### TO DO
Quote the listing below in its entirety.

### SUPPLIED MATERIAL

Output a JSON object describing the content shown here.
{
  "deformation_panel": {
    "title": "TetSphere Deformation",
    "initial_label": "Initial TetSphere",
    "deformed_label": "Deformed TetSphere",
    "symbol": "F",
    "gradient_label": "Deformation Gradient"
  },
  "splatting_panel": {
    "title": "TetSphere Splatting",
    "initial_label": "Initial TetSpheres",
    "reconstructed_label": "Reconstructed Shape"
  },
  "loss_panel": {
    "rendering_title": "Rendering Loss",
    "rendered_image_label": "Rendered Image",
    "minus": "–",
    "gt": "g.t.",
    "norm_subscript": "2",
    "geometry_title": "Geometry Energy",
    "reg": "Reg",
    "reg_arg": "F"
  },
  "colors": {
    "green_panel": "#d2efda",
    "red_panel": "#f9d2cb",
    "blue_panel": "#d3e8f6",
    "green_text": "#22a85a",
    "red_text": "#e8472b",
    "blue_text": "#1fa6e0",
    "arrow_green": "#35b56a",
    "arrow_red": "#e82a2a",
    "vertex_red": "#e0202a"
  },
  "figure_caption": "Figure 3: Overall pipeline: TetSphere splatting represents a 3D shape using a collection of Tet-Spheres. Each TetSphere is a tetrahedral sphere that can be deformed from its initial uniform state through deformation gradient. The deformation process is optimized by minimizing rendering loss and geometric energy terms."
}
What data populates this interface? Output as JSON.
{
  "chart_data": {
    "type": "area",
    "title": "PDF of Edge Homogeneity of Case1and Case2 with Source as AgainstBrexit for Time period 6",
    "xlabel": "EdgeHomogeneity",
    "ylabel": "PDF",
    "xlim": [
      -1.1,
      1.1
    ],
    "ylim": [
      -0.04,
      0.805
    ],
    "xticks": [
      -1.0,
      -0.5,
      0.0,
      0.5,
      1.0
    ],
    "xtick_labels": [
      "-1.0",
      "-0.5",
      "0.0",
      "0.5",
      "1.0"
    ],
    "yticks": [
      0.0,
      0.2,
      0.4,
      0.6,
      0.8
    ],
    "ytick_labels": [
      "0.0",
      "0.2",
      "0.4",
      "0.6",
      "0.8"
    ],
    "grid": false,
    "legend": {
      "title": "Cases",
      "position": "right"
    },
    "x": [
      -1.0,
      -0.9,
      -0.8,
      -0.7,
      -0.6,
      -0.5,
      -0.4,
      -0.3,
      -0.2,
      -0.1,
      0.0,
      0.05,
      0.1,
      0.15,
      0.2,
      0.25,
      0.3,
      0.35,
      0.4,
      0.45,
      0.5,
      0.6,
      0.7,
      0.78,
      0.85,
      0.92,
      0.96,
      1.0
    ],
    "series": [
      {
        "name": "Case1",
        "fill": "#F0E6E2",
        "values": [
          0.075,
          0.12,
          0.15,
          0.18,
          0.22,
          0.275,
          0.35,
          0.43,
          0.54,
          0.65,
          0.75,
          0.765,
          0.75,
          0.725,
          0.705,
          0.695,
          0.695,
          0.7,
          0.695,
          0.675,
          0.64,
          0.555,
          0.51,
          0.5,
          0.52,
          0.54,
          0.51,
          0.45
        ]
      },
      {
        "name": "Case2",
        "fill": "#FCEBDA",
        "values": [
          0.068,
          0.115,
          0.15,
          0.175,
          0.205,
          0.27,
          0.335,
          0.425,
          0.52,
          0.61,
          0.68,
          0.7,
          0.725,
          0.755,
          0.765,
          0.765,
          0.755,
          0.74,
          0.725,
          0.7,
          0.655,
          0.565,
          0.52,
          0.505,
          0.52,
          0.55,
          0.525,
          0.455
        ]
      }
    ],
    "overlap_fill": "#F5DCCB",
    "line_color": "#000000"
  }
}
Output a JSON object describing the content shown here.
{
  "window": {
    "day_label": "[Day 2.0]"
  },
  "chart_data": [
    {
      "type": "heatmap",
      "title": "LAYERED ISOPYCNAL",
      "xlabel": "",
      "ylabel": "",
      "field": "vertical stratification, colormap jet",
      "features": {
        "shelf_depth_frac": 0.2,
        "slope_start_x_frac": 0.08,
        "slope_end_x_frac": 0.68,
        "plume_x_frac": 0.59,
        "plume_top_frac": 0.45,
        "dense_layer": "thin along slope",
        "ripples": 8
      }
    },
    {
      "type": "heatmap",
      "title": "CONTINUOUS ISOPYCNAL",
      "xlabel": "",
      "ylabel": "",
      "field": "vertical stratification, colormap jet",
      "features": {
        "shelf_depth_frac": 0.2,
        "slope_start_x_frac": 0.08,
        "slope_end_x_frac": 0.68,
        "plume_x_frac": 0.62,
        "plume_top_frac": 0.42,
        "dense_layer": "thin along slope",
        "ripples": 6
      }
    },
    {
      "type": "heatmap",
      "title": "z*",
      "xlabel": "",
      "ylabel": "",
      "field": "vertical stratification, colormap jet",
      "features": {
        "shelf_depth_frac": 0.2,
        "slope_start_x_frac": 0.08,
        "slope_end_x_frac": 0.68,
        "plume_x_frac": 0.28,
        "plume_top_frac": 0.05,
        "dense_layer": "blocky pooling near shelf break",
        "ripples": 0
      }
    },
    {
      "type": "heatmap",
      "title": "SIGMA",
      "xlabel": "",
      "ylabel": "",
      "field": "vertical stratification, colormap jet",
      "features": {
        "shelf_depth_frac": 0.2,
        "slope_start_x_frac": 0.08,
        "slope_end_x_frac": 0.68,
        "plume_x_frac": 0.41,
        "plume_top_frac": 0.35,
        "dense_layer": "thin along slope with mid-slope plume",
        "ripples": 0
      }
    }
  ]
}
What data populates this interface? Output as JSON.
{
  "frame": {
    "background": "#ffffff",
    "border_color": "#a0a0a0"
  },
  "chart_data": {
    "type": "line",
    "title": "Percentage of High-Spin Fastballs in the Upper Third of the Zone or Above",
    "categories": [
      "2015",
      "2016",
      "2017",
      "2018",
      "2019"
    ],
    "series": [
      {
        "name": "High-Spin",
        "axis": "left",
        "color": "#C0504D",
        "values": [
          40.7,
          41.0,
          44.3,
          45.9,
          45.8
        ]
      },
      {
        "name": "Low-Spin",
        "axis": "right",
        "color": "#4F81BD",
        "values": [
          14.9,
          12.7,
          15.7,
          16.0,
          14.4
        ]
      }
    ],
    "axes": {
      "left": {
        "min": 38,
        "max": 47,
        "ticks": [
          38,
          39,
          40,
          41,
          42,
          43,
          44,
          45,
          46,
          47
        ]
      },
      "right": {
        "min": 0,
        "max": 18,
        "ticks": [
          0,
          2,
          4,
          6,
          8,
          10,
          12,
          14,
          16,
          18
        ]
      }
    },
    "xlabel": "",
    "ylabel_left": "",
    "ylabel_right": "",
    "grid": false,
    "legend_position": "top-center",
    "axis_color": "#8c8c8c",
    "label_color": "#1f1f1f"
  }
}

### SOLUTION FOR THIS PROBLEM
Output a JSON object describing the content shown here.
{
  "deformation_panel": {
    "title": "TetSphere Deformation",
    "initial_label": "Initial TetSphere",
    "deformed_label": "Deformed TetSphere",
    "symbol": "F",
    "gradient_label": "Deformation Gradient"
  },
  "splatting_panel": {
    "title": "TetSphere Splatting",
    "initial_label": "Initial TetSpheres",
    "reconstructed_label": "Reconstructed Shape"
  },
  "loss_panel": {
    "rendering_title": "Rendering Loss",
    "rendered_image_label": "Rendered Image",
    "minus": "–",
    "gt": "g.t.",
    "norm_subscript": "2",
    "geometry_title": "Geometry Energy",
    "reg": "Reg",
    "reg_arg": "F"
  },
  "colors": {
    "green_panel": "#d2efda",
    "red_panel": "#f9d2cb",
    "blue_panel": "#d3e8f6",
    "green_text": "#22a85a",
    "red_text": "#e8472b",
    "blue_text": "#1fa6e0",
    "arrow_green": "#35b56a",
    "arrow_red": "#e82a2a",
    "vertex_red": "#e0202a"
  },
  "figure_caption": "Figure 3: Overall pipeline: TetSphere splatting represents a 3D shape using a collection of Tet-Spheres. Each TetSphere is a tetrahedral sphere that can be deformed from its initial uniform state through deformation gradient. The deformation process is optimized by minimizing rendering loss and geometric energy terms."
}
What data populates this interface? Output as JSON.
{
  "chart_data": {
    "type": "area",
    "title": "PDF of Edge Homogeneity of Case1and Case2 with Source as AgainstBrexit for Time period 6",
    "xlabel": "EdgeHomogeneity",
    "ylabel": "PDF",
    "xlim": [
      -1.1,
      1.1
    ],
    "ylim": [
      -0.04,
      0.805
    ],
    "xticks": [
      -1.0,
      -0.5,
      0.0,
      0.5,
      1.0
    ],
    "xtick_labels": [
      "-1.0",
      "-0.5",
      "0.0",
      "0.5",
      "1.0"
    ],
    "yticks": [
      0.0,
      0.2,
      0.4,
      0.6,
      0.8
    ],
    "ytick_labels": [
      "0.0",
      "0.2",
      "0.4",
      "0.6",
      "0.8"
    ],
    "grid": false,
    "legend": {
      "title": "Cases",
      "position": "right"
    },
    "x": [
      -1.0,
      -0.9,
      -0.8,
      -0.7,
      -0.6,
      -0.5,
      -0.4,
      -0.3,
      -0.2,
      -0.1,
      0.0,
      0.05,
      0.1,
      0.15,
      0.2,
      0.25,
      0.3,
      0.35,
      0.4,
      0.45,
      0.5,
      0.6,
      0.7,
      0.78,
      0.85,
      0.92,
      0.96,
      1.0
    ],
    "series": [
      {
        "name": "Case1",
        "fill": "#F0E6E2",
        "values": [
          0.075,
          0.12,
          0.15,
          0.18,
          0.22,
          0.275,
          0.35,
          0.43,
          0.54,
          0.65,
          0.75,
          0.765,
          0.75,
          0.725,
          0.705,
          0.695,
          0.695,
          0.7,
          0.695,
          0.675,
          0.64,
          0.555,
          0.51,
          0.5,
          0.52,
          0.54,
          0.51,
          0.45
        ]
      },
      {
        "name": "Case2",
        "fill": "#FCEBDA",
        "values": [
          0.068,
          0.115,
          0.15,
          0.175,
          0.205,
          0.27,
          0.335,
          0.425,
          0.52,
          0.61,
          0.68,
          0.7,
          0.725,
          0.755,
          0.765,
          0.765,
          0.755,
          0.74,
          0.725,
          0.7,
          0.655,
          0.565,
          0.52,
          0.505,
          0.52,
          0.55,
          0.525,
          0.455
        ]
      }
    ],
    "overlap_fill": "#F5DCCB",
    "line_color": "#000000"
  }
}
Output a JSON object describing the content shown here.
{
  "window": {
    "day_label": "[Day 2.0]"
  },
  "chart_data": [
    {
      "type": "heatmap",
      "title": "LAYERED ISOPYCNAL",
      "xlabel": "",
      "ylabel": "",
      "field": "vertical stratification, colormap jet",
      "features": {
        "shelf_depth_frac": 0.2,
        "slope_start_x_frac": 0.08,
        "slope_end_x_frac": 0.68,
        "plume_x_frac": 0.59,
        "plume_top_frac": 0.45,
        "dense_layer": "thin along slope",
        "ripples": 8
      }
    },
    {
      "type": "heatmap",
      "title": "CONTINUOUS ISOPYCNAL",
      "xlabel": "",
      "ylabel": "",
      "field": "vertical stratification, colormap jet",
      "features": {
        "shelf_depth_frac": 0.2,
        "slope_start_x_frac": 0.08,
        "slope_end_x_frac": 0.68,
        "plume_x_frac": 0.62,
        "plume_top_frac": 0.42,
        "dense_layer": "thin along slope",
        "ripples": 6
      }
    },
    {
      "type": "heatmap",
      "title": "z*",
      "xlabel": "",
      "ylabel": "",
      "field": "vertical stratification, colormap jet",
      "features": {
        "shelf_depth_frac": 0.2,
        "slope_start_x_frac": 0.08,
        "slope_end_x_frac": 0.68,
        "plume_x_frac": 0.28,
        "plume_top_frac": 0.05,
        "dense_layer": "blocky pooling near shelf break",
        "ripples": 0
      }
    },
    {
      "type": "heatmap",
      "title": "SIGMA",
      "xlabel": "",
      "ylabel": "",
      "field": "vertical stratification, colormap jet",
      "features": {
        "shelf_depth_frac": 0.2,
        "slope_start_x_frac": 0.08,
        "slope_end_x_frac": 0.68,
        "plume_x_frac": 0.41,
        "plume_top_frac": 0.35,
        "dense_layer": "thin along slope with mid-slope plume",
        "ripples": 0
      }
    }
  ]
}
What data populates this interface? Output as JSON.
{
  "frame": {
    "background": "#ffffff",
    "border_color": "#a0a0a0"
  },
  "chart_data": {
    "type": "line",
    "title": "Percentage of High-Spin Fastballs in the Upper Third of the Zone or Above",
    "categories": [
      "2015",
      "2016",
      "2017",
      "2018",
      "2019"
    ],
    "series": [
      {
        "name": "High-Spin",
        "axis": "left",
        "color": "#C0504D",
        "values": [
          40.7,
          41.0,
          44.3,
          45.9,
          45.8
        ]
      },
      {
        "name": "Low-Spin",
        "axis": "right",
        "color": "#4F81BD",
        "values": [
          14.9,
          12.7,
          15.7,
          16.0,
          14.4
        ]
      }
    ],
    "axes": {
      "left": {
        "min": 38,
        "max": 47,
        "ticks": [
          38,
          39,
          40,
          41,
          42,
          43,
          44,
          45,
          46,
          47
        ]
      },
      "right": {
        "min": 0,
        "max": 18,
        "ticks": [
          0,
          2,
          4,
          6,
          8,
          10,
          12,
          14,
          16,
          18
        ]
      }
    },
    "xlabel": "",
    "ylabel_left": "",
    "ylabel_right": "",
    "grid": false,
    "legend_position": "top-center",
    "axis_color": "#8c8c8c",
    "label_color": "#1f1f1f"
  }
}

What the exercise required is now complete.